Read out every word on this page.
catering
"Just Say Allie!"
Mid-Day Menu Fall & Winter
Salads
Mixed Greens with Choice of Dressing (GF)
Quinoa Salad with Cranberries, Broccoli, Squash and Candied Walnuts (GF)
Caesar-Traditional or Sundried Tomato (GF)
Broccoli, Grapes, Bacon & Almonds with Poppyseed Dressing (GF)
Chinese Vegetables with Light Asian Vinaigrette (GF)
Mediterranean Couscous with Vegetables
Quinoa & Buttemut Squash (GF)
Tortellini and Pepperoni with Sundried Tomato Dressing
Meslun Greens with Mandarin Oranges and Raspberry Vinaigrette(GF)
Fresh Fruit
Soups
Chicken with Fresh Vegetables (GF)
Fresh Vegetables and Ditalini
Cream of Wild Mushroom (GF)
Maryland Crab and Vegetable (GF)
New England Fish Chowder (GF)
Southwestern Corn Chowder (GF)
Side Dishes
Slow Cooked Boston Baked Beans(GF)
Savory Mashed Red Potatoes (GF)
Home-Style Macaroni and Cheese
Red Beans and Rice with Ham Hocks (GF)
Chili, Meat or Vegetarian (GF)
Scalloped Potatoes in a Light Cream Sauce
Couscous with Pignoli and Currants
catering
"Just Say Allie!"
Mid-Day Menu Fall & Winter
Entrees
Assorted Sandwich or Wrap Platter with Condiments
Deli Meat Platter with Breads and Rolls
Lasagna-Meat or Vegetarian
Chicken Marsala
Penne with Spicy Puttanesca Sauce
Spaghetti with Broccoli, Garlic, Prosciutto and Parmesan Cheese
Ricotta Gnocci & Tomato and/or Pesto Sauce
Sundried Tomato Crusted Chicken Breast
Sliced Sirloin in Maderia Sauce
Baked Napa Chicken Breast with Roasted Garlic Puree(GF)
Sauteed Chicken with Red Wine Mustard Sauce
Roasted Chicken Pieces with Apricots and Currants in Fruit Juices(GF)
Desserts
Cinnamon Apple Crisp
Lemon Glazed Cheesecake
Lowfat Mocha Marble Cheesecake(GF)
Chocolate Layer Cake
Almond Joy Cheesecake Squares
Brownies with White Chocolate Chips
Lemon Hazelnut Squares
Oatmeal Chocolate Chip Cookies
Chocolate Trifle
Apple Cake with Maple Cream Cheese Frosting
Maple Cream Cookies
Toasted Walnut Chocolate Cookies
##############################
Exercise brief
Pick out the lines containing the word "Greens" and show them.

Exercise answer
Mixed Greens with Choice of Dressing (GF)
Meslun Greens with Mandarin Oranges and Raspberry Vinaigrette(GF)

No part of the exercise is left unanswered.